• Instructions for the task: Do any lines in the data below contain "icon"? If so, copy every one of them.

• Listed entries:
•••

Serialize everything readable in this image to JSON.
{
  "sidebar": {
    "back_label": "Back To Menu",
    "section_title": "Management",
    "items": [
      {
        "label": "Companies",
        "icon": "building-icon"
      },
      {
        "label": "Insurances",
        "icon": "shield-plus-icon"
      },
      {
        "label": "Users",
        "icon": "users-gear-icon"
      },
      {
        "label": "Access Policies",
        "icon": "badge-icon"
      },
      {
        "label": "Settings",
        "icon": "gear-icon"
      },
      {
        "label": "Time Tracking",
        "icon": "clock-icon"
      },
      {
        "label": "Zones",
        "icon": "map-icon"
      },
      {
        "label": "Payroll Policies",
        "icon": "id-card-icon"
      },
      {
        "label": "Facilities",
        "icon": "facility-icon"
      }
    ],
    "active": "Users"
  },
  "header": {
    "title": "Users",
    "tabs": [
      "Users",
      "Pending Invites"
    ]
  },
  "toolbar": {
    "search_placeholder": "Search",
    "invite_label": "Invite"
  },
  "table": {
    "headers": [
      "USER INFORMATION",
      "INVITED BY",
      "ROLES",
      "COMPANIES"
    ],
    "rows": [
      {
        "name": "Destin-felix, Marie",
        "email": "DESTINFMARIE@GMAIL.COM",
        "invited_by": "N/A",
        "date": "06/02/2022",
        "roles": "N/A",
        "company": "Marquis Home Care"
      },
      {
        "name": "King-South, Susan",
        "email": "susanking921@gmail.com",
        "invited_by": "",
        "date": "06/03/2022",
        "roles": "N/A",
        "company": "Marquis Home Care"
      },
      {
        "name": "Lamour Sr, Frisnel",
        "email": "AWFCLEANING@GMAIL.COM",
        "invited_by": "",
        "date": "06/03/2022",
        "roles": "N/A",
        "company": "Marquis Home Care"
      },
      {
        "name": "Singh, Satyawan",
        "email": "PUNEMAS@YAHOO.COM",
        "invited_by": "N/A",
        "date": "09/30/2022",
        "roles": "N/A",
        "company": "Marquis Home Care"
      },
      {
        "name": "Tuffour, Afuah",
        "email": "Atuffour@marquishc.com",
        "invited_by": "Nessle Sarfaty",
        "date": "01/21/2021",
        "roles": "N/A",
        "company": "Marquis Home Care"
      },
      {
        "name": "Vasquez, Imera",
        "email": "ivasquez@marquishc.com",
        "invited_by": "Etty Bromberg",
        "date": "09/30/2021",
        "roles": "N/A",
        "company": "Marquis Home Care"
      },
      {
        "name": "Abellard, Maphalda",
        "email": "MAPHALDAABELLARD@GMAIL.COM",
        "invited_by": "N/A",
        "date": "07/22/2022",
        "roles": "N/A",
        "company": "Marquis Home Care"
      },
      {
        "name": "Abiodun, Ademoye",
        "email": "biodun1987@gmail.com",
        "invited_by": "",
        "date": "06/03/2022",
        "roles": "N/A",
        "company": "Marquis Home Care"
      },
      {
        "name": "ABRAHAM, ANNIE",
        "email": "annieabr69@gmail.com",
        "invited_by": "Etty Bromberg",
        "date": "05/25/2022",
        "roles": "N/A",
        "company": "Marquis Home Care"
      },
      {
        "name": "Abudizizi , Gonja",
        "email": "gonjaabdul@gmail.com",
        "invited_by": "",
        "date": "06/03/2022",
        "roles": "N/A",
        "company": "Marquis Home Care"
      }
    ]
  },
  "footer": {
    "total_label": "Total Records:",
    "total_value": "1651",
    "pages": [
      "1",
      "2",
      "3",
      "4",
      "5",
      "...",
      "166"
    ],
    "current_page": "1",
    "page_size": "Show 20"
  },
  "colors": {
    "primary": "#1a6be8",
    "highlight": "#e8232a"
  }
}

•••

• Solution:
        "icon": "building-icon"
        "icon": "shield-plus-icon"
        "icon": "users-gear-icon"
        "icon": "badge-icon"
        "icon": "gear-icon"
        "icon": "clock-icon"
        "icon": "map-icon"
        "icon": "id-card-icon"
        "icon": "facility-icon"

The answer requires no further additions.